## [Given records]
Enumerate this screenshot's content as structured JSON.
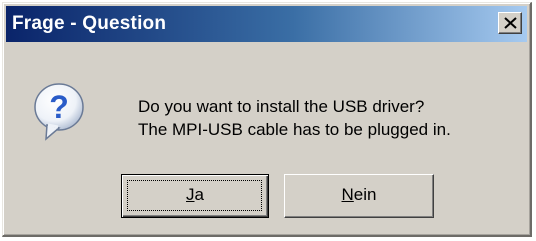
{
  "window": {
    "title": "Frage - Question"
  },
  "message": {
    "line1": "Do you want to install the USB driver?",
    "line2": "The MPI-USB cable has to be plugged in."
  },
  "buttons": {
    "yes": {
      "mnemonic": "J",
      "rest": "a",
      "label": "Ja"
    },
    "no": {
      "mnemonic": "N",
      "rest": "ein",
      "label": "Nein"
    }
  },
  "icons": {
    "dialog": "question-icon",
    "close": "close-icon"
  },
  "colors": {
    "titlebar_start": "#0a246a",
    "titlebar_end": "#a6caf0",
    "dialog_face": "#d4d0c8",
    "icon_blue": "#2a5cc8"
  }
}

## [Exercise instructions]
Retype the whole listing, keeping every line identical and omitting all pictures.

## [Answer in full]
Enumerate this screenshot's content as structured JSON.
{
  "window": {
    "title": "Frage - Question"
  },
  "message": {
    "line1": "Do you want to install the USB driver?",
    "line2": "The MPI-USB cable has to be plugged in."
  },
  "buttons": {
    "yes": {
      "mnemonic": "J",
      "rest": "a",
      "label": "Ja"
    },
    "no": {
      "mnemonic": "N",
      "rest": "ein",
      "label": "Nein"
    }
  },
  "icons": {
    "dialog": "question-icon",
    "close": "close-icon"
  },
  "colors": {
    "titlebar_start": "#0a246a",
    "titlebar_end": "#a6caf0",
    "dialog_face": "#d4d0c8",
    "icon_blue": "#2a5cc8"
  }
}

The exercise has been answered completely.